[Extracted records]
========================

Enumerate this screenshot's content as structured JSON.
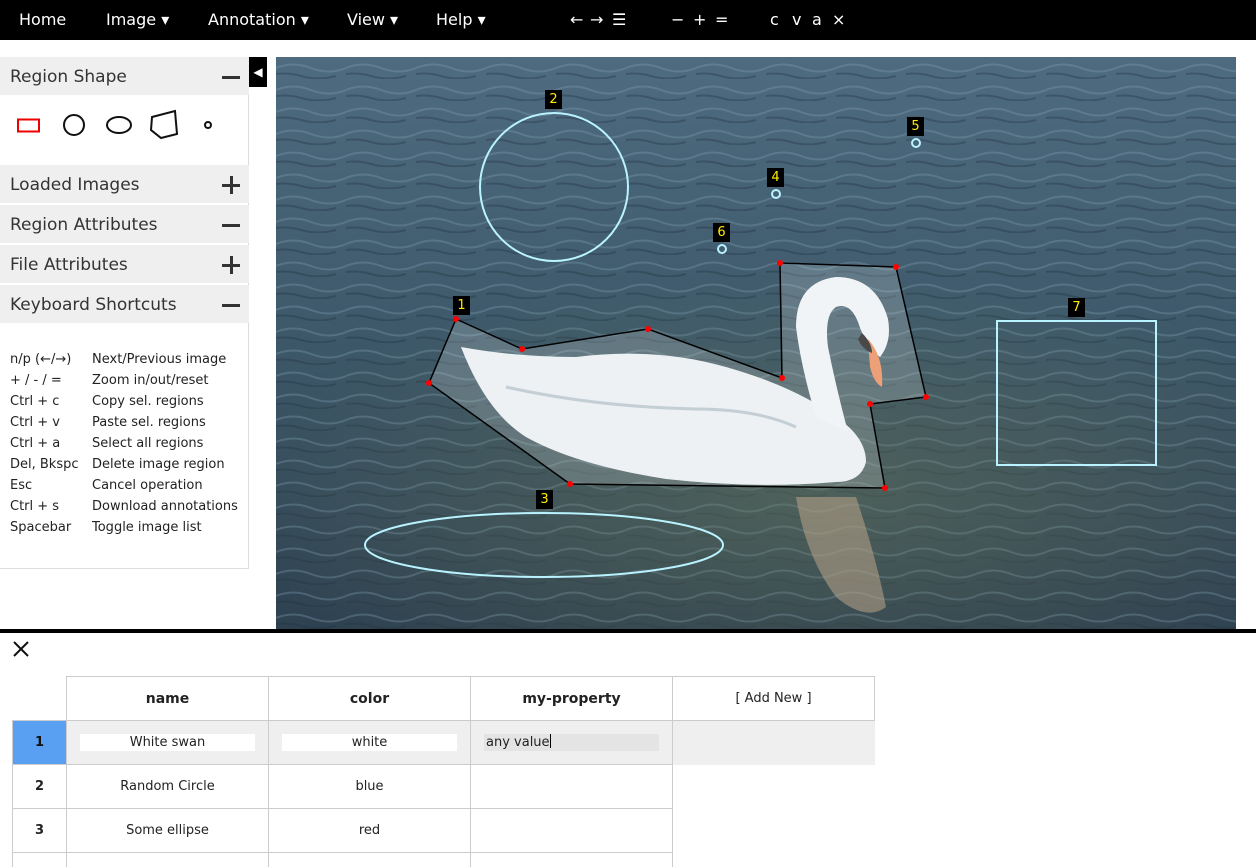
{
  "menu": {
    "items": [
      "Home",
      "Image ▾",
      "Annotation ▾",
      "View ▾",
      "Help ▾"
    ],
    "nav_tools": [
      "←",
      "→",
      "☰"
    ],
    "zoom_tools": [
      "−",
      "+",
      "="
    ],
    "edit_tools": [
      "c",
      "v",
      "a",
      "×"
    ]
  },
  "left_panel": {
    "sections": {
      "region_shape": "Region Shape",
      "loaded_images": "Loaded Images",
      "region_attributes": "Region Attributes",
      "file_attributes": "File Attributes",
      "keyboard_shortcuts": "Keyboard Shortcuts"
    },
    "shape_tools": [
      "rectangle-icon",
      "circle-icon",
      "ellipse-icon",
      "polygon-icon",
      "point-icon"
    ],
    "shortcuts": [
      {
        "key": "n/p (←/→)",
        "desc": "Next/Previous image"
      },
      {
        "key": "+ / - / =",
        "desc": "Zoom in/out/reset"
      },
      {
        "key": "Ctrl + c",
        "desc": "Copy sel. regions"
      },
      {
        "key": "Ctrl + v",
        "desc": "Paste sel. regions"
      },
      {
        "key": "Ctrl + a",
        "desc": "Select all regions"
      },
      {
        "key": "Del, Bkspc",
        "desc": "Delete image region"
      },
      {
        "key": "Esc",
        "desc": "Cancel operation"
      },
      {
        "key": "Ctrl + s",
        "desc": "Download annotations"
      },
      {
        "key": "Spacebar",
        "desc": "Toggle image list"
      }
    ],
    "collapse_icon": "◀"
  },
  "regions": {
    "labels": [
      "1",
      "2",
      "3",
      "4",
      "5",
      "6",
      "7"
    ]
  },
  "attribute_editor": {
    "close_icon": "close-icon",
    "headers": [
      "name",
      "color",
      "my-property"
    ],
    "add_new": "[ Add New ]",
    "rows": [
      {
        "id": "1",
        "name": "White swan",
        "color": "white",
        "my_property": "any value"
      },
      {
        "id": "2",
        "name": "Random Circle",
        "color": "blue",
        "my_property": ""
      },
      {
        "id": "3",
        "name": "Some ellipse",
        "color": "red",
        "my_property": ""
      }
    ]
  },
  "colors": {
    "menu_bg": "#000000",
    "region_outline": "#b9f3ff",
    "label_text": "#ffea00",
    "selected_row_head": "#5aa0f2",
    "vertex": "#ff0000"
  }
}
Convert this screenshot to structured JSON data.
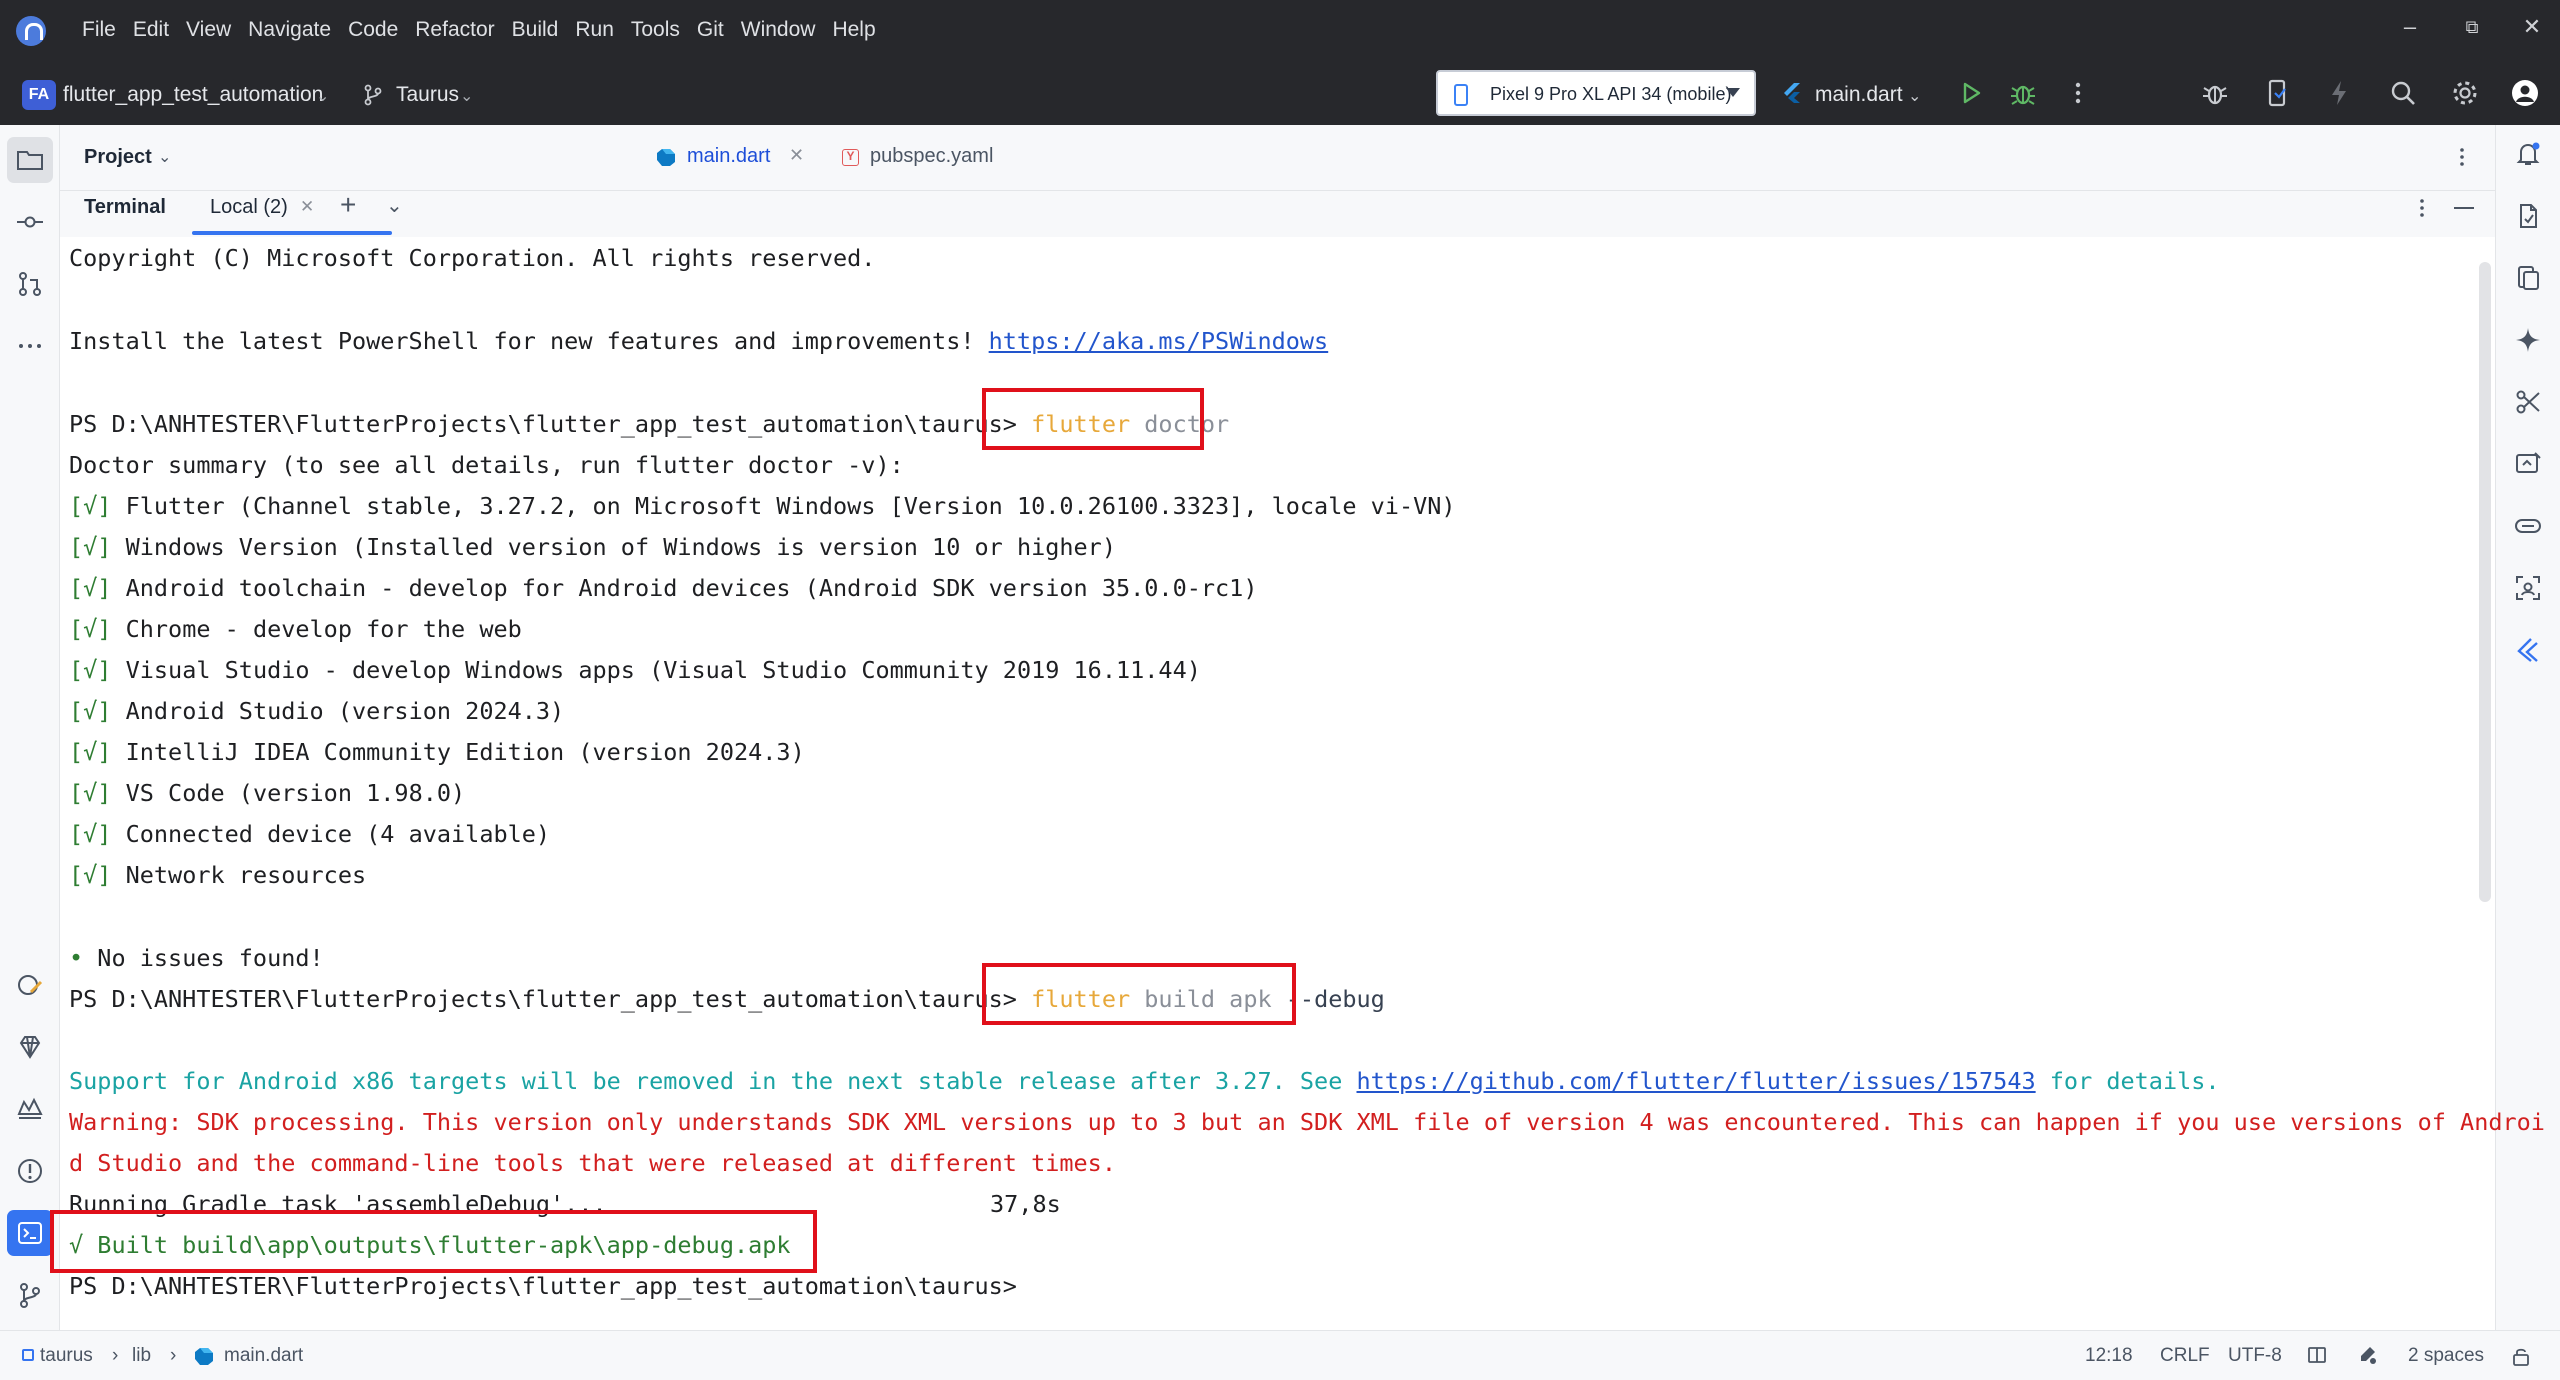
{
  "menu": [
    "File",
    "Edit",
    "View",
    "Navigate",
    "Code",
    "Refactor",
    "Build",
    "Run",
    "Tools",
    "Git",
    "Window",
    "Help"
  ],
  "window_controls": {
    "minimize": "–",
    "restore": "⧉",
    "close": "✕"
  },
  "toolbar": {
    "project_badge": "FA",
    "project_name": "flutter_app_test_automation",
    "branch": "Taurus",
    "device": "Pixel 9 Pro XL API 34 (mobile)",
    "run_config": "main.dart"
  },
  "project_panel": {
    "label": "Project"
  },
  "editor_tabs": [
    {
      "label": "main.dart",
      "icon": "dart-icon",
      "active": true
    },
    {
      "label": "pubspec.yaml",
      "icon": "yaml-icon",
      "active": false
    }
  ],
  "terminal": {
    "title": "Terminal",
    "tab": "Local (2)",
    "lines": {
      "copyright": "Copyright (C) Microsoft Corporation. All rights reserved.",
      "install_prefix": "Install the latest PowerShell for new features and improvements! ",
      "install_link": "https://aka.ms/PSWindows",
      "prompt": "PS D:\\ANHTESTER\\FlutterProjects\\flutter_app_test_automation\\taurus>",
      "cmd1_flutter": "flutter",
      "cmd1_arg": " doctor",
      "doctor_summary": "Doctor summary (to see all details, run flutter doctor -v):",
      "check_mark": "[√]",
      "checks": [
        "Flutter (Channel stable, 3.27.2, on Microsoft Windows [Version 10.0.26100.3323], locale vi-VN)",
        "Windows Version (Installed version of Windows is version 10 or higher)",
        "Android toolchain - develop for Android devices (Android SDK version 35.0.0-rc1)",
        "Chrome - develop for the web",
        "Visual Studio - develop Windows apps (Visual Studio Community 2019 16.11.44)",
        "Android Studio (version 2024.3)",
        "IntelliJ IDEA Community Edition (version 2024.3)",
        "VS Code (version 1.98.0)",
        "Connected device (4 available)",
        "Network resources"
      ],
      "no_issues_bullet": "•",
      "no_issues": " No issues found!",
      "cmd2_flutter": "flutter",
      "cmd2_arg": " build apk",
      "cmd2_flag": " --debug",
      "support_text": "Support for Android x86 targets will be removed in the next stable release after 3.27. See ",
      "support_link": "https://github.com/flutter/flutter/issues/157543",
      "support_suffix": " for details.",
      "warning_1": "Warning: SDK processing. This version only understands SDK XML versions up to 3 but an SDK XML file of version 4 was encountered. This can happen if you use versions of Androi",
      "warning_2": "d Studio and the command-line tools that were released at different times.",
      "gradle_task": "Running Gradle task 'assembleDebug'...",
      "gradle_time": "37,8s",
      "built": "√ Built build\\app\\outputs\\flutter-apk\\app-debug.apk"
    }
  },
  "statusbar": {
    "breadcrumb": [
      "taurus",
      "lib",
      "main.dart"
    ],
    "separator": "›",
    "position": "12:18",
    "line_ending": "CRLF",
    "encoding": "UTF-8",
    "indent": "2 spaces"
  },
  "colors": {
    "chrome_dark": "#27282c",
    "accent": "#3574f0",
    "highlight_box": "#e0101a",
    "ok_green": "#2e7d32",
    "warning_red": "#d21f1f",
    "info_teal": "#1aa3a3",
    "command_orange": "#e7a83a"
  }
}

========================

PROBLEM DETAILS: List each line of the entries that holds the string "dart".

TASK SOLUTION:
    "run_config": "main.dart"
      "label": "main.dart",
      "icon": "dart-icon",
      "main.dart"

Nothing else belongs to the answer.